## Exercise details
Say how many lines below contain the word "mancozeb". The number is the entire reply.

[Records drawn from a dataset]
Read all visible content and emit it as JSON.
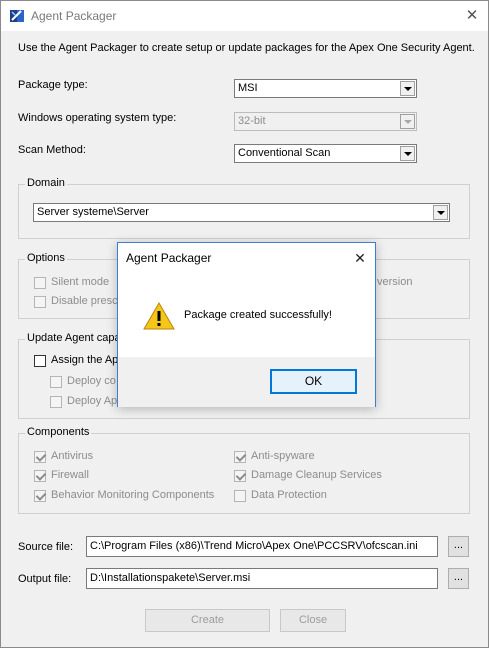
{
  "window": {
    "title": "Agent Packager",
    "close_glyph": "✕",
    "icon": "agent-packager-app-icon"
  },
  "intro_text": "Use the Agent Packager to create setup or update packages for the Apex One Security Agent.",
  "package_type": {
    "label": "Package type:",
    "value": "MSI"
  },
  "os_type": {
    "label": "Windows operating system type:",
    "value": "32-bit"
  },
  "scan_method": {
    "label": "Scan Method:",
    "value": "Conventional Scan"
  },
  "domain": {
    "group_title": "Domain",
    "value": "Server systeme\\Server"
  },
  "options": {
    "group_title": "Options",
    "silent_mode": "Silent mode",
    "disable_prescan": "Disable presca",
    "version_fragment": "version"
  },
  "update_agent": {
    "group_title": "Update Agent capa",
    "assign": "Assign the Ap",
    "deploy1": "Deploy co",
    "deploy2": "Deploy Ap"
  },
  "components": {
    "group_title": "Components",
    "items": [
      {
        "label": "Antivirus",
        "checked": true
      },
      {
        "label": "Anti-spyware",
        "checked": true
      },
      {
        "label": "Firewall",
        "checked": true
      },
      {
        "label": "Damage Cleanup Services",
        "checked": true
      },
      {
        "label": "Behavior Monitoring Components",
        "checked": true
      },
      {
        "label": "Data Protection",
        "checked": false
      }
    ]
  },
  "source_file": {
    "label": "Source file:",
    "value": "C:\\Program Files (x86)\\Trend Micro\\Apex One\\PCCSRV\\ofcscan.ini",
    "browse_label": "..."
  },
  "output_file": {
    "label": "Output file:",
    "value": "D:\\Installationspakete\\Server.msi",
    "browse_label": "..."
  },
  "buttons": {
    "create": "Create",
    "close": "Close"
  },
  "dialog": {
    "title": "Agent Packager",
    "close_glyph": "✕",
    "message": "Package created successfully!",
    "ok": "OK",
    "icon": "warning-icon"
  }
}
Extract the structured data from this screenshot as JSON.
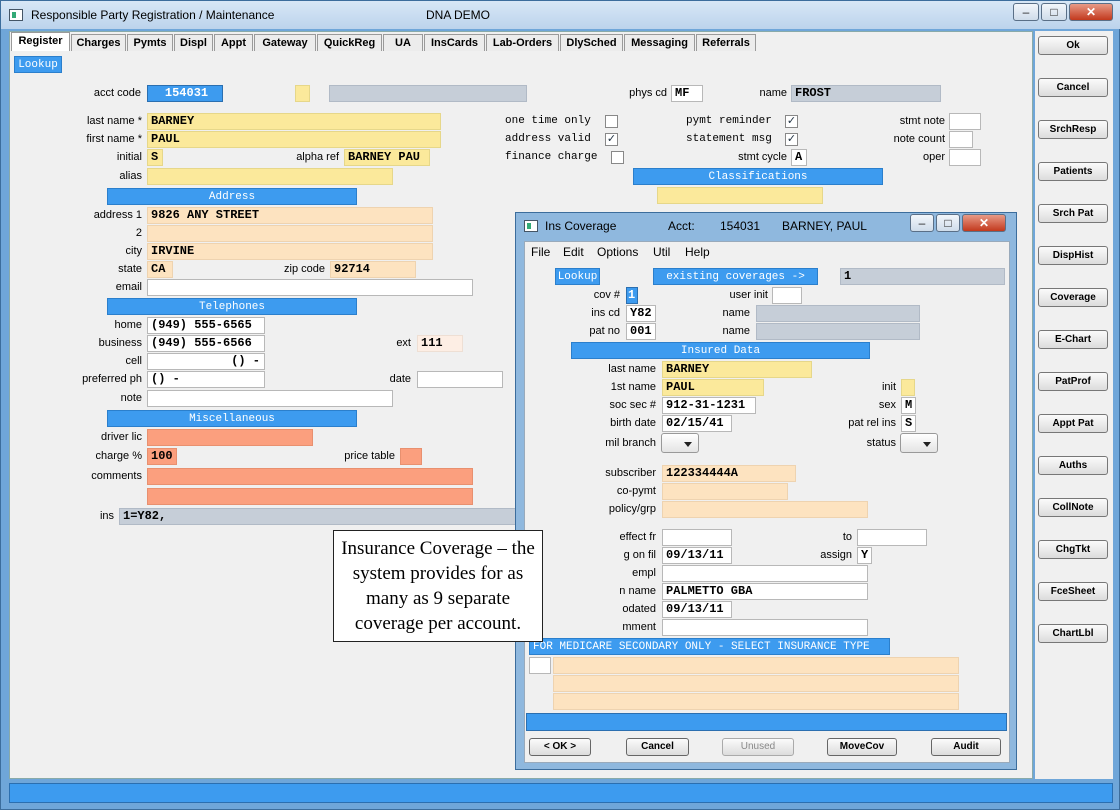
{
  "window": {
    "title": "Responsible Party Registration / Maintenance",
    "company": "DNA DEMO"
  },
  "tabs": [
    "Register",
    "Charges",
    "Pymts",
    "Displ",
    "Appt",
    "Gateway",
    "QuickReg",
    "UA",
    "InsCards",
    "Lab-Orders",
    "DlySched",
    "Messaging",
    "Referrals"
  ],
  "lookup_label": "Lookup",
  "account": {
    "acct_code_label": "acct code",
    "acct_code": "154031",
    "phys_cd_label": "phys cd",
    "phys_cd": "MF",
    "name_label": "name",
    "name": "FROST"
  },
  "patient": {
    "last_name_label": "last name *",
    "last_name": "BARNEY",
    "first_name_label": "first name *",
    "first_name": "PAUL",
    "initial_label": "initial",
    "initial": "S",
    "alpha_ref_label": "alpha ref",
    "alpha_ref": "BARNEY PAU",
    "alias_label": "alias",
    "alias": ""
  },
  "flags": {
    "one_time_only": "one time only",
    "address_valid": "address valid",
    "finance_charge": "finance charge",
    "pymt_reminder": "pymt reminder",
    "statement_msg": "statement msg",
    "stmt_cycle_label": "stmt cycle",
    "stmt_cycle": "A",
    "stmt_note_label": "stmt note",
    "note_count_label": "note count",
    "oper_label": "oper"
  },
  "sections": {
    "address": "Address",
    "telephones": "Telephones",
    "miscellaneous": "Miscellaneous",
    "classifications": "Classifications"
  },
  "address": {
    "address1_label": "address 1",
    "address1": "9826 ANY STREET",
    "address2_label": "2",
    "city_label": "city",
    "city": "IRVINE",
    "state_label": "state",
    "state": "CA",
    "zip_label": "zip code",
    "zip": "92714",
    "email_label": "email"
  },
  "phones": {
    "home_label": "home",
    "home": "(949) 555-6565",
    "business_label": "business",
    "business": "(949) 555-6566",
    "ext_label": "ext",
    "ext": "111",
    "cell_label": "cell",
    "cell": "() -",
    "preferred_label": "preferred ph",
    "preferred": "() -",
    "date_label": "date",
    "note_label": "note"
  },
  "misc": {
    "driver_lic_label": "driver lic",
    "charge_label": "charge %",
    "charge": "100",
    "price_table_label": "price table",
    "comments_label": "comments",
    "ins_label": "ins",
    "ins": "1=Y82,"
  },
  "side_buttons": [
    "Ok",
    "Cancel",
    "SrchResp",
    "Patients",
    "Srch Pat",
    "DispHist",
    "Coverage",
    "E-Chart",
    "PatProf",
    "Appt Pat",
    "Auths",
    "CollNote",
    "ChgTkt",
    "FceSheet",
    "ChartLbl"
  ],
  "ins_window": {
    "title": "Ins Coverage",
    "acct_label": "Acct:",
    "acct": "154031",
    "acct_name": "BARNEY, PAUL",
    "menu": [
      "File",
      "Edit",
      "Options",
      "Util",
      "Help"
    ],
    "lookup": "Lookup",
    "existing_coverages": "existing coverages ->",
    "existing_count": "1",
    "cov_label": "cov #",
    "cov": "1",
    "user_init_label": "user init",
    "ins_cd_label": "ins cd",
    "ins_cd": "Y82",
    "ins_name_label": "name",
    "pat_no_label": "pat no",
    "pat_no": "001",
    "pat_name_label": "name",
    "insured_data": "Insured Data",
    "last_name_label": "last name",
    "last_name": "BARNEY",
    "first_name_label": "1st name",
    "first_name": "PAUL",
    "init_label": "init",
    "soc_sec_label": "soc sec #",
    "soc_sec": "912-31-1231",
    "sex_label": "sex",
    "sex": "M",
    "birth_label": "birth date",
    "birth": "02/15/41",
    "pat_rel_label": "pat rel ins",
    "pat_rel": "S",
    "mil_branch_label": "mil branch",
    "status_label": "status",
    "subscriber_label": "subscriber",
    "subscriber": "122334444A",
    "co_pymt_label": "co-pymt",
    "policy_label": "policy/grp",
    "effect_label": "effect fr",
    "to_label": "to",
    "sig_on_file_label": "g on fil",
    "sig_on_file": "09/13/11",
    "assign_label": "assign",
    "assign": "Y",
    "empl_label": "empl",
    "plan_name_label": "n name",
    "plan_name": "PALMETTO GBA",
    "updated_label": "odated",
    "updated": "09/13/11",
    "comment_label": "mment",
    "medicare_header": "FOR MEDICARE SECONDARY ONLY - SELECT INSURANCE TYPE",
    "buttons": [
      "< OK >",
      "Cancel",
      "Unused",
      "MoveCov",
      "Audit"
    ]
  },
  "callout": "Insurance Coverage – the system provides for as many as 9 separate coverage per account."
}
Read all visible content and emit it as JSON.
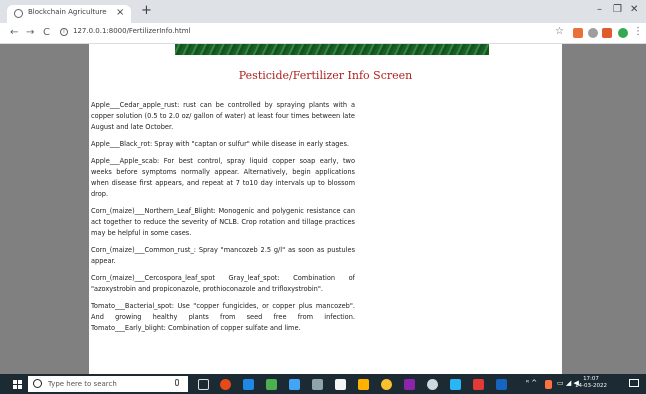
{
  "browser": {
    "tab_title": "Blockchain Agriculture",
    "tab_close": "×",
    "new_tab": "+",
    "minimize": "–",
    "maximize": "❐",
    "close": "✕",
    "back": "←",
    "forward": "→",
    "reload": "C",
    "url": "127.0.0.1:8000/FertilizerInfo.html",
    "menu": "⋮"
  },
  "page": {
    "title": "Pesticide/Fertilizer Info Screen",
    "entries": [
      "Apple___Cedar_apple_rust: rust can be controlled by spraying plants with a copper solution (0.5 to 2.0 oz/ gallon of water) at least four times between late August and late October.",
      "Apple___Black_rot: Spray with \"captan or sulfur\" while disease in early stages.",
      "Apple___Apple_scab: For best control, spray liquid copper soap early, two weeks before symptoms normally appear. Alternatively, begin applications when disease first appears, and repeat at 7 to10 day intervals up to blossom drop.",
      "Corn_(maize)___Northern_Leaf_Blight: Monogenic and polygenic resistance can act together to reduce the severity of NCLB. Crop rotation and tillage practices may be helpful in some cases.",
      "Corn_(maize)___Common_rust_: Spray \"mancozeb 2.5 g/l\" as soon as pustules appear.",
      "Corn_(maize)___Cercospora_leaf_spot Gray_leaf_spot: Combination of \"azoxystrobin and propiconazole, prothioconazole and trifloxystrobin\".",
      "Tomato___Bacterial_spot: Use \"copper fungicides, or copper plus mancozeb\". And growing healthy plants from seed free from infection. Tomato___Early_blight: Combination of copper sulfate and lime."
    ]
  },
  "taskbar": {
    "search_placeholder": "Type here to search",
    "time": "17:07",
    "date": "14-03-2022",
    "tray_symbols": "ᴿ ^"
  },
  "colors": {
    "title_red": "#b01e1e",
    "page_gray": "#808080",
    "banner_green": "#1f6b2d",
    "taskbar": "#1c2a33"
  }
}
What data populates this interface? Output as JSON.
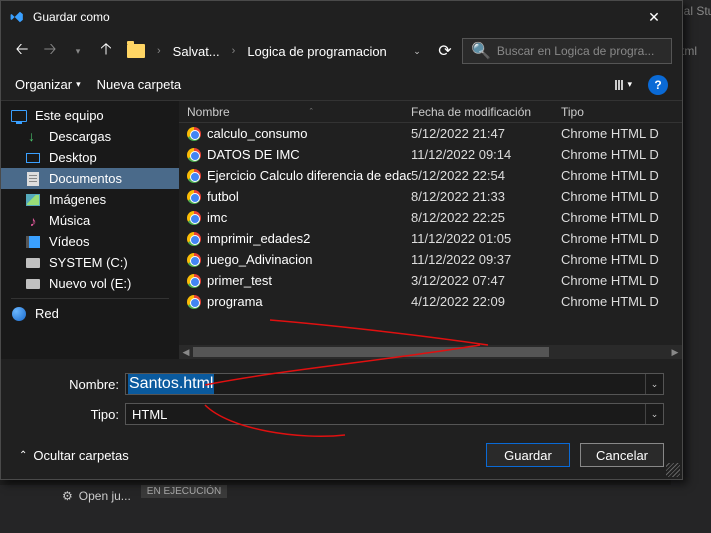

## The completed task
2